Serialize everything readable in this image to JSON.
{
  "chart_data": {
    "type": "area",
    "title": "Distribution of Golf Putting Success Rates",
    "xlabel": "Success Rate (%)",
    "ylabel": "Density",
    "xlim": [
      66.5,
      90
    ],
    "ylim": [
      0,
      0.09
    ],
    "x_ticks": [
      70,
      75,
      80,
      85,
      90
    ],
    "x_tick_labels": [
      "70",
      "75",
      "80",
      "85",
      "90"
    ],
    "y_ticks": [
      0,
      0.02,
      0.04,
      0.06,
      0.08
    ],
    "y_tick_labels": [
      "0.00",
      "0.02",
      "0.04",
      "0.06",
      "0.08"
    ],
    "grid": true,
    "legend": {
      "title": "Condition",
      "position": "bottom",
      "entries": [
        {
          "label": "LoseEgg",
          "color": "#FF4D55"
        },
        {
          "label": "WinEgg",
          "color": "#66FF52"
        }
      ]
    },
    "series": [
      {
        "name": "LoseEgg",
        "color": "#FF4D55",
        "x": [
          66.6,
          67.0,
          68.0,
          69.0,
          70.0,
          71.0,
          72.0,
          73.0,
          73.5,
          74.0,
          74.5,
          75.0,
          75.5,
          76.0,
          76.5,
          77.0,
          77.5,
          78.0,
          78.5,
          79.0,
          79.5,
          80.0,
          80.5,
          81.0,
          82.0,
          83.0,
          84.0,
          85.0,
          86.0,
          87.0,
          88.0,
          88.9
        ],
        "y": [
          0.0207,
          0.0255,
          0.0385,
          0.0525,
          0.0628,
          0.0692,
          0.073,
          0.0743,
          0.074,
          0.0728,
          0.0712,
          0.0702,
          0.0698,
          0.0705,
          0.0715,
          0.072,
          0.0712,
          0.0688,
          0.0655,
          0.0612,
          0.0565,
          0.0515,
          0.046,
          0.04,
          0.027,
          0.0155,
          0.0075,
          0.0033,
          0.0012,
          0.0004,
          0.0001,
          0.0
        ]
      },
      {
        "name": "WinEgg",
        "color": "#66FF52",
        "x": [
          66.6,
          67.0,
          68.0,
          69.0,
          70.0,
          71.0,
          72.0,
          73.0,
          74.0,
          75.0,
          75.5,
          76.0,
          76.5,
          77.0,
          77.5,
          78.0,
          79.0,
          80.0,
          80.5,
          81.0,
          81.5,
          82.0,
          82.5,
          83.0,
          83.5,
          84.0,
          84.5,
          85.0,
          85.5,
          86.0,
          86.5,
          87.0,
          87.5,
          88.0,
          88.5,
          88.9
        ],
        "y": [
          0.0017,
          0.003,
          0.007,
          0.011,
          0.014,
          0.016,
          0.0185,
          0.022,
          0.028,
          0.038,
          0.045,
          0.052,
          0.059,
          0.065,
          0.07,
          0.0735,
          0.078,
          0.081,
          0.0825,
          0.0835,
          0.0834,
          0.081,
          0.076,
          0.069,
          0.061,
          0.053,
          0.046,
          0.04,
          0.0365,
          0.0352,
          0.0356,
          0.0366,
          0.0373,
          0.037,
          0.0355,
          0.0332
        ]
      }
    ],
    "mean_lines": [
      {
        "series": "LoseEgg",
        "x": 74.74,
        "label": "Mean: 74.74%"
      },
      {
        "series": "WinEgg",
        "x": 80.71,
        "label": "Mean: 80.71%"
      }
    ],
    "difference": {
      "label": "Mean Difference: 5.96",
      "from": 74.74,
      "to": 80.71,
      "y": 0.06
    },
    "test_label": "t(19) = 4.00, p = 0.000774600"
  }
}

§ The request
Copy all lines above containing the string "LoseEgg".

§ Answer to the exercise
          "label": "LoseEgg",
        "name": "LoseEgg",
        "series": "LoseEgg",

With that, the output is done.